Exercise aim ▸ Return an exact copy of the entries, skipping any picture you find.

Given data ▸
>>>

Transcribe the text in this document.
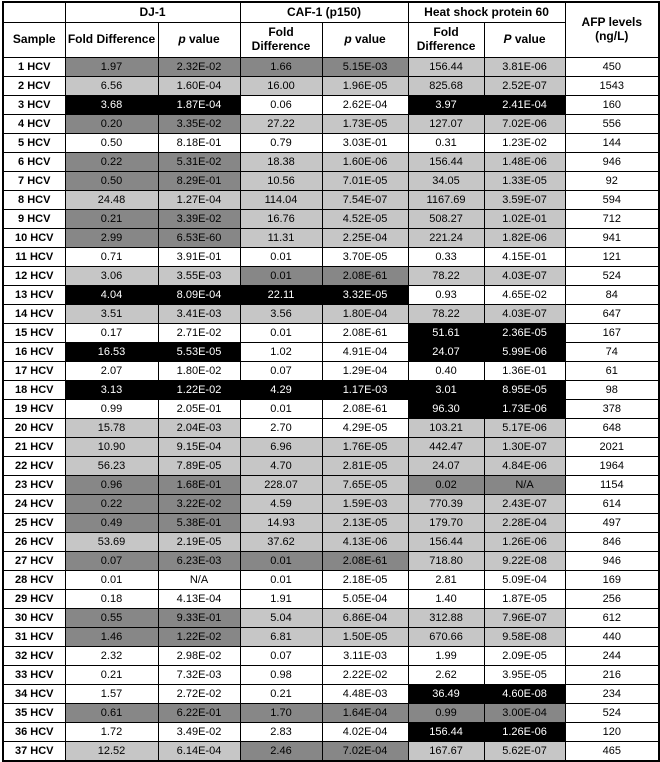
	DJ-1		CAF-1 (p150)		Heat shock protein 60		AFP levels (ng/L)
Sample	Fold Difference	p value	Fold Difference	p value	Fold Difference	P value	
1 HCV	1.97	2.32E-02	1.66	5.15E-03	156.44	3.81E-06	450
2 HCV	6.56	1.60E-04	16.00	1.96E-05	825.68	2.52E-07	1543
3 HCV	3.68	1.87E-04	0.06	2.62E-04	3.97	2.41E-04	160
4 HCV	0.20	3.35E-02	27.22	1.73E-05	127.07	7.02E-06	556
5 HCV	0.50	8.18E-01	0.79	3.03E-01	0.31	1.23E-02	144
6 HCV	0.22	5.31E-02	18.38	1.60E-06	156.44	1.48E-06	946
7 HCV	0.50	8.29E-01	10.56	7.01E-05	34.05	1.33E-05	92
8 HCV	24.48	1.27E-04	114.04	7.54E-07	1167.69	3.59E-07	594
9 HCV	0.21	3.39E-02	16.76	4.52E-05	508.27	1.02E-01	712
10 HCV	2.99	6.53E-60	11.31	2.25E-04	221.24	1.82E-06	941
11 HCV	0.71	3.91E-01	0.01	3.70E-05	0.33	4.15E-01	121
12 HCV	3.06	3.55E-03	0.01	2.08E-61	78.22	4.03E-07	524
13 HCV	4.04	8.09E-04	22.11	3.32E-05	0.93	4.65E-02	84
14 HCV	3.51	3.41E-03	3.56	1.80E-04	78.22	4.03E-07	647
15 HCV	0.17	2.71E-02	0.01	2.08E-61	51.61	2.36E-05	167
16 HCV	16.53	5.53E-05	1.02	4.91E-04	24.07	5.99E-06	74
17 HCV	2.07	1.80E-02	0.07	1.29E-04	0.40	1.36E-01	61
18 HCV	3.13	1.22E-02	4.29	1.17E-03	3.01	8.95E-05	98
19 HCV	0.99	2.05E-01	0.01	2.08E-61	96.30	1.73E-06	378
20 HCV	15.78	2.04E-03	2.70	4.29E-05	103.21	5.17E-06	648
21 HCV	10.90	9.15E-04	6.96	1.76E-05	442.47	1.30E-07	2021
22 HCV	56.23	7.89E-05	4.70	2.81E-05	24.07	4.84E-06	1964
23 HCV	0.96	1.68E-01	228.07	7.65E-05	0.02	N/A	1154
24 HCV	0.22	3.22E-02	4.59	1.59E-03	770.39	2.43E-07	614
25 HCV	0.49	5.38E-01	14.93	2.13E-05	179.70	2.28E-04	497
26 HCV	53.69	2.19E-05	37.62	4.13E-06	156.44	1.26E-06	846
27 HCV	0.07	6.23E-03	0.01	2.08E-61	718.80	9.22E-08	946
28 HCV	0.01	N/A	0.01	2.18E-05	2.81	5.09E-04	169
29 HCV	0.18	4.13E-04	1.91	5.05E-04	1.40	1.87E-05	256
30 HCV	0.55	9.33E-01	5.04	6.86E-04	312.88	7.96E-07	612
31 HCV	1.46	1.22E-02	6.81	1.50E-05	670.66	9.58E-08	440
32 HCV	2.32	2.98E-02	0.07	3.11E-03	1.99	2.09E-05	244
33 HCV	0.21	7.32E-03	0.98	2.22E-02	2.62	3.95E-05	216
34 HCV	1.57	2.72E-02	0.21	4.48E-03	36.49	4.60E-08	234
35 HCV	0.61	6.22E-01	1.70	1.64E-04	0.99	3.00E-04	524
36 HCV	1.72	3.49E-02	2.83	4.02E-04	156.44	1.26E-06	120
37 HCV	12.52	6.14E-04	2.46	7.02E-04	167.67	5.62E-07	465
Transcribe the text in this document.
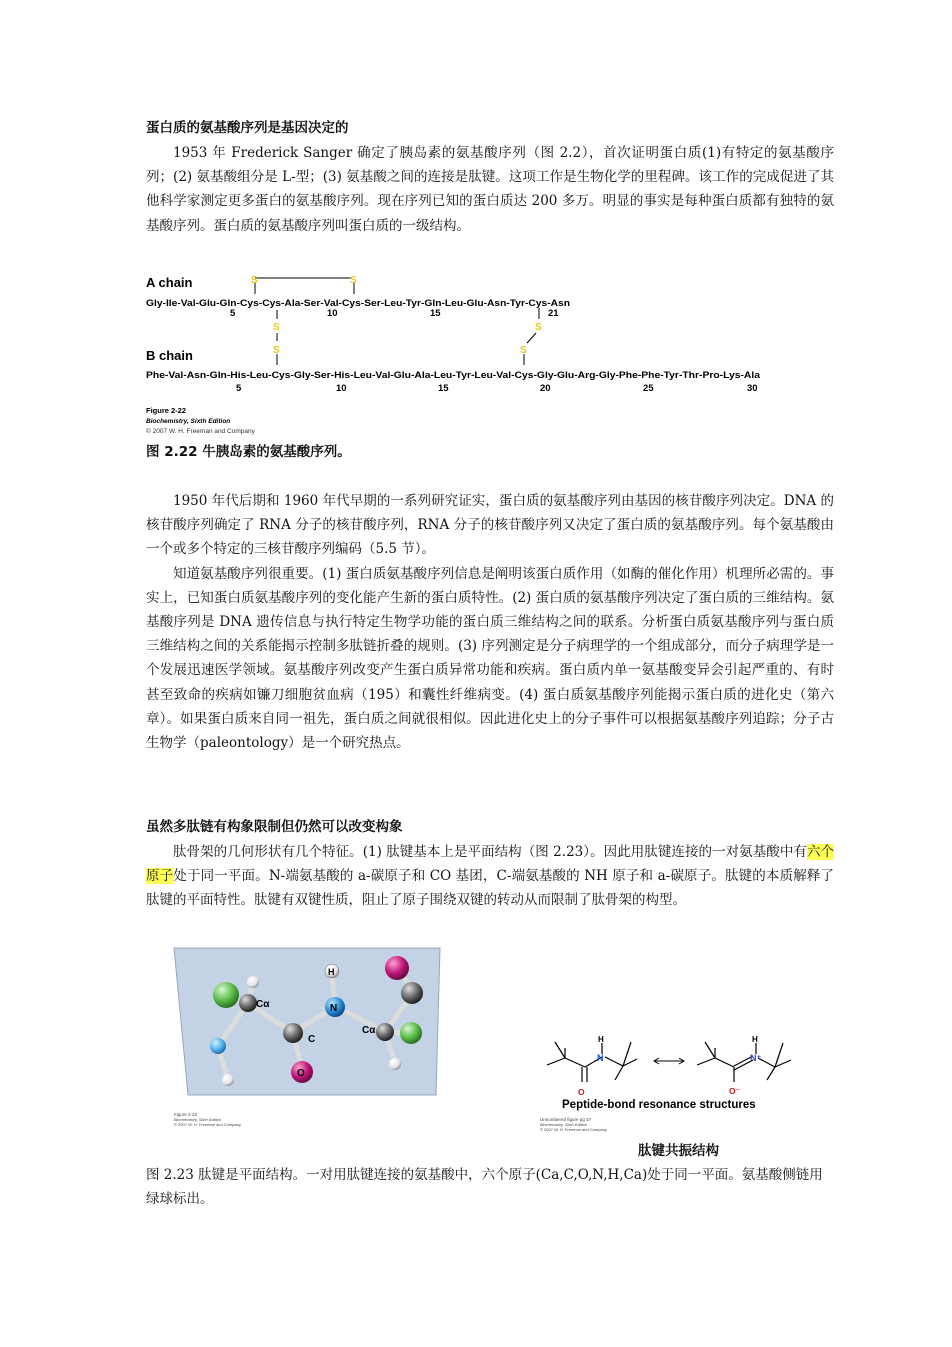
蛋白质的氨基酸序列是基因决定的

1953 年 Frederick Sanger 确定了胰岛素的氨基酸序列（图 2.2），首次证明蛋白质(1)有特定的氨基酸序列；(2) 氨基酸组分是 L-型；(3) 氨基酸之间的连接是肽键。这项工作是生物化学的里程碑。该工作的完成促进了其他科学家测定更多蛋白的氨基酸序列。现在序列已知的蛋白质达 200 多万。明显的事实是每种蛋白质都有独特的氨基酸序列。蛋白质的氨基酸序列叫蛋白质的一级结构。

S	S
S
S
S
S
A chain
B chain
Gly-Ile-Val-Glu-Gln-Cys-Cys-Ala-Ser-Val-Cys-Ser-Leu-Tyr-Gln-Leu-Glu-Asn-Tyr-Cys-Asn
Phe-Val-Asn-Gln-His-Leu-Cys-Gly-Ser-His-Leu-Val-Glu-Ala-Leu-Tyr-Leu-Val-Cys-Gly-Glu-Arg-Gly-Phe-Phe-Tyr-Thr-Pro-Lys-Ala
5	10	15	21
5	10	15	20	25	30
Figure 2-22
Biochemistry, Sixth Edition
© 2007 W. H. Freeman and Company
图 2.22 牛胰岛素的氨基酸序列。

1950 年代后期和 1960 年代早期的一系列研究证实，蛋白质的氨基酸序列由基因的核苷酸序列决定。DNA 的核苷酸序列确定了 RNA 分子的核苷酸序列，RNA 分子的核苷酸序列又决定了蛋白质的氨基酸序列。每个氨基酸由一个或多个特定的三核苷酸序列编码（5.5 节）。

知道氨基酸序列很重要。(1) 蛋白质氨基酸序列信息是阐明该蛋白质作用（如酶的催化作用）机理所必需的。事实上，已知蛋白质氨基酸序列的变化能产生新的蛋白质特性。(2) 蛋白质的氨基酸序列决定了蛋白质的三维结构。氨基酸序列是 DNA 遗传信息与执行特定生物学功能的蛋白质三维结构之间的联系。分析蛋白质氨基酸序列与蛋白质三维结构之间的关系能揭示控制多肽链折叠的规则。(3) 序列测定是分子病理学的一个组成部分，而分子病理学是一个发展迅速医学领域。氨基酸序列改变产生蛋白质异常功能和疾病。蛋白质内单一氨基酸变异会引起严重的、有时甚至致命的疾病如镰刀细胞贫血病（195）和囊性纤维病变。(4) 蛋白质氨基酸序列能揭示蛋白质的进化史（第六章）。如果蛋白质来自同一祖先，蛋白质之间就很相似。因此进化史上的分子事件可以根据氨基酸序列追踪；分子古生物学（paleontology）是一个研究热点。

虽然多肽链有构象限制但仍然可以改变构象

肽骨架的几何形状有几个特征。(1) 肽键基本上是平面结构（图 2.23）。因此用肽键连接的一对氨基酸中有六个原子处于同一平面。N-端氨基酸的 a-碳原子和 CO 基团，C-端氨基酸的 NH 原子和 a-碳原子。肽键的本质解释了肽键的平面特性。肽键有双键性质，阻止了原子围绕双键的转动从而限制了肽骨架的构型。

H
N
C
O
Cα
Cα
Figure 2-23
Biochemistry, Sixth Edition
© 2007 W. H. Freeman and Company
O
H
N
O⁻
H
N⁺
Peptide-bond resonance structures
Unnumbered figure pg 37
Biochemistry, Sixth Edition
© 2007 W. H. Freeman and Company
肽键共振结构

图 2.23 肽键是平面结构。一对用肽键连接的氨基酸中，六个原子(Ca,C,O,N,H,Ca)处于同一平面。氨基酸侧链用绿球标出。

<<<

Response ▸
Transcribe the text in this document.
	DJ-1		CAF-1 (p150)		Heat shock protein 60		AFP levels (ng/L)
Sample	Fold Difference	p value	Fold Difference	p value	Fold Difference	P value	
1 HCV	1.97	2.32E-02	1.66	5.15E-03	156.44	3.81E-06	450
2 HCV	6.56	1.60E-04	16.00	1.96E-05	825.68	2.52E-07	1543
3 HCV	3.68	1.87E-04	0.06	2.62E-04	3.97	2.41E-04	160
4 HCV	0.20	3.35E-02	27.22	1.73E-05	127.07	7.02E-06	556
5 HCV	0.50	8.18E-01	0.79	3.03E-01	0.31	1.23E-02	144
6 HCV	0.22	5.31E-02	18.38	1.60E-06	156.44	1.48E-06	946
7 HCV	0.50	8.29E-01	10.56	7.01E-05	34.05	1.33E-05	92
8 HCV	24.48	1.27E-04	114.04	7.54E-07	1167.69	3.59E-07	594
9 HCV	0.21	3.39E-02	16.76	4.52E-05	508.27	1.02E-01	712
10 HCV	2.99	6.53E-60	11.31	2.25E-04	221.24	1.82E-06	941
11 HCV	0.71	3.91E-01	0.01	3.70E-05	0.33	4.15E-01	121
12 HCV	3.06	3.55E-03	0.01	2.08E-61	78.22	4.03E-07	524
13 HCV	4.04	8.09E-04	22.11	3.32E-05	0.93	4.65E-02	84
14 HCV	3.51	3.41E-03	3.56	1.80E-04	78.22	4.03E-07	647
15 HCV	0.17	2.71E-02	0.01	2.08E-61	51.61	2.36E-05	167
16 HCV	16.53	5.53E-05	1.02	4.91E-04	24.07	5.99E-06	74
17 HCV	2.07	1.80E-02	0.07	1.29E-04	0.40	1.36E-01	61
18 HCV	3.13	1.22E-02	4.29	1.17E-03	3.01	8.95E-05	98
19 HCV	0.99	2.05E-01	0.01	2.08E-61	96.30	1.73E-06	378
20 HCV	15.78	2.04E-03	2.70	4.29E-05	103.21	5.17E-06	648
21 HCV	10.90	9.15E-04	6.96	1.76E-05	442.47	1.30E-07	2021
22 HCV	56.23	7.89E-05	4.70	2.81E-05	24.07	4.84E-06	1964
23 HCV	0.96	1.68E-01	228.07	7.65E-05	0.02	N/A	1154
24 HCV	0.22	3.22E-02	4.59	1.59E-03	770.39	2.43E-07	614
25 HCV	0.49	5.38E-01	14.93	2.13E-05	179.70	2.28E-04	497
26 HCV	53.69	2.19E-05	37.62	4.13E-06	156.44	1.26E-06	846
27 HCV	0.07	6.23E-03	0.01	2.08E-61	718.80	9.22E-08	946
28 HCV	0.01	N/A	0.01	2.18E-05	2.81	5.09E-04	169
29 HCV	0.18	4.13E-04	1.91	5.05E-04	1.40	1.87E-05	256
30 HCV	0.55	9.33E-01	5.04	6.86E-04	312.88	7.96E-07	612
31 HCV	1.46	1.22E-02	6.81	1.50E-05	670.66	9.58E-08	440
32 HCV	2.32	2.98E-02	0.07	3.11E-03	1.99	2.09E-05	244
33 HCV	0.21	7.32E-03	0.98	2.22E-02	2.62	3.95E-05	216
34 HCV	1.57	2.72E-02	0.21	4.48E-03	36.49	4.60E-08	234
35 HCV	0.61	6.22E-01	1.70	1.64E-04	0.99	3.00E-04	524
36 HCV	1.72	3.49E-02	2.83	4.02E-04	156.44	1.26E-06	120
37 HCV	12.52	6.14E-04	2.46	7.02E-04	167.67	5.62E-07	465
Transcribe the text in this document.
蛋白质的氨基酸序列是基因决定的

1953 年 Frederick Sanger 确定了胰岛素的氨基酸序列（图 2.2），首次证明蛋白质(1)有特定的氨基酸序列；(2) 氨基酸组分是 L-型；(3) 氨基酸之间的连接是肽键。这项工作是生物化学的里程碑。该工作的完成促进了其他科学家测定更多蛋白的氨基酸序列。现在序列已知的蛋白质达 200 多万。明显的事实是每种蛋白质都有独特的氨基酸序列。蛋白质的氨基酸序列叫蛋白质的一级结构。

S	S
S
S
S
S
A chain
B chain
Gly-Ile-Val-Glu-Gln-Cys-Cys-Ala-Ser-Val-Cys-Ser-Leu-Tyr-Gln-Leu-Glu-Asn-Tyr-Cys-Asn
Phe-Val-Asn-Gln-His-Leu-Cys-Gly-Ser-His-Leu-Val-Glu-Ala-Leu-Tyr-Leu-Val-Cys-Gly-Glu-Arg-Gly-Phe-Phe-Tyr-Thr-Pro-Lys-Ala
5	10	15	21
5	10	15	20	25	30
Figure 2-22
Biochemistry, Sixth Edition
© 2007 W. H. Freeman and Company
图 2.22 牛胰岛素的氨基酸序列。

1950 年代后期和 1960 年代早期的一系列研究证实，蛋白质的氨基酸序列由基因的核苷酸序列决定。DNA 的核苷酸序列确定了 RNA 分子的核苷酸序列，RNA 分子的核苷酸序列又决定了蛋白质的氨基酸序列。每个氨基酸由一个或多个特定的三核苷酸序列编码（5.5 节）。

知道氨基酸序列很重要。(1) 蛋白质氨基酸序列信息是阐明该蛋白质作用（如酶的催化作用）机理所必需的。事实上，已知蛋白质氨基酸序列的变化能产生新的蛋白质特性。(2) 蛋白质的氨基酸序列决定了蛋白质的三维结构。氨基酸序列是 DNA 遗传信息与执行特定生物学功能的蛋白质三维结构之间的联系。分析蛋白质氨基酸序列与蛋白质三维结构之间的关系能揭示控制多肽链折叠的规则。(3) 序列测定是分子病理学的一个组成部分，而分子病理学是一个发展迅速医学领域。氨基酸序列改变产生蛋白质异常功能和疾病。蛋白质内单一氨基酸变异会引起严重的、有时甚至致命的疾病如镰刀细胞贫血病（195）和囊性纤维病变。(4) 蛋白质氨基酸序列能揭示蛋白质的进化史（第六章）。如果蛋白质来自同一祖先，蛋白质之间就很相似。因此进化史上的分子事件可以根据氨基酸序列追踪；分子古生物学（paleontology）是一个研究热点。

虽然多肽链有构象限制但仍然可以改变构象

肽骨架的几何形状有几个特征。(1) 肽键基本上是平面结构（图 2.23）。因此用肽键连接的一对氨基酸中有六个原子处于同一平面。N-端氨基酸的 a-碳原子和 CO 基团，C-端氨基酸的 NH 原子和 a-碳原子。肽键的本质解释了肽键的平面特性。肽键有双键性质，阻止了原子围绕双键的转动从而限制了肽骨架的构型。

H
N
C
O
Cα
Cα
Figure 2-23
Biochemistry, Sixth Edition
© 2007 W. H. Freeman and Company
O
H
N
O⁻
H
N⁺
Peptide-bond resonance structures
Unnumbered figure pg 37
Biochemistry, Sixth Edition
© 2007 W. H. Freeman and Company
肽键共振结构

图 2.23 肽键是平面结构。一对用肽键连接的氨基酸中，六个原子(Ca,C,O,N,H,Ca)处于同一平面。氨基酸侧链用绿球标出。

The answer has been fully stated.